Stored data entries
##########

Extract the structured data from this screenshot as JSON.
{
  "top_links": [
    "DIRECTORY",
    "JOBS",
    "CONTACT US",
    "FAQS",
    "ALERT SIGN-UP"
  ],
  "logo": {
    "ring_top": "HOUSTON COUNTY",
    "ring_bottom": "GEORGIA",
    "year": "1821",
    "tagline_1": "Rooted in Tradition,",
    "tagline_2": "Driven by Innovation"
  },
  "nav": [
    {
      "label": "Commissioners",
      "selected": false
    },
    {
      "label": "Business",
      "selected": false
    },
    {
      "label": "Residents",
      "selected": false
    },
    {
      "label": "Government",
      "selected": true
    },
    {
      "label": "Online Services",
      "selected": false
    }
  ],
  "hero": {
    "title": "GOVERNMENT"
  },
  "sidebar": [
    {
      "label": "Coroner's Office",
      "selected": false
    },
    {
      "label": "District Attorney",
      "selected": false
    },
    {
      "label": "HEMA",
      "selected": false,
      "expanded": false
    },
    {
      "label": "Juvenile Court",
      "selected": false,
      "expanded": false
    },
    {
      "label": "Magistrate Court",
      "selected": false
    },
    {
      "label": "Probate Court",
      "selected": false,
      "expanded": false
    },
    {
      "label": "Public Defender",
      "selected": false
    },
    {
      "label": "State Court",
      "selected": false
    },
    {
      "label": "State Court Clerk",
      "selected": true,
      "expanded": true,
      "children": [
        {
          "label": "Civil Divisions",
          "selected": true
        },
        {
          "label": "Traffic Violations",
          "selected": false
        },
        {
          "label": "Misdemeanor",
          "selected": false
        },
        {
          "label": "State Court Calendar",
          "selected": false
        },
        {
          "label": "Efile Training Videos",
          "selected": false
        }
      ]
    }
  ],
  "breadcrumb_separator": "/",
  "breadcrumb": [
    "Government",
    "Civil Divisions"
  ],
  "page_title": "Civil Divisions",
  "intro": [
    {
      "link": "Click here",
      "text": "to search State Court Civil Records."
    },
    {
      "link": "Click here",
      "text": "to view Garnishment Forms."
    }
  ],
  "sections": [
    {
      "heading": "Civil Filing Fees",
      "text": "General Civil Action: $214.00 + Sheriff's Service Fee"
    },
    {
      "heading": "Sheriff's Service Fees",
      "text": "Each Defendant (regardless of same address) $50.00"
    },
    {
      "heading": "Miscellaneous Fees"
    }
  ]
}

##########

Task statement
Pull out all lines containing "Divisions".

Solution for this problem
          "label": "Civil Divisions",
    "Civil Divisions"
  "page_title": "Civil Divisions",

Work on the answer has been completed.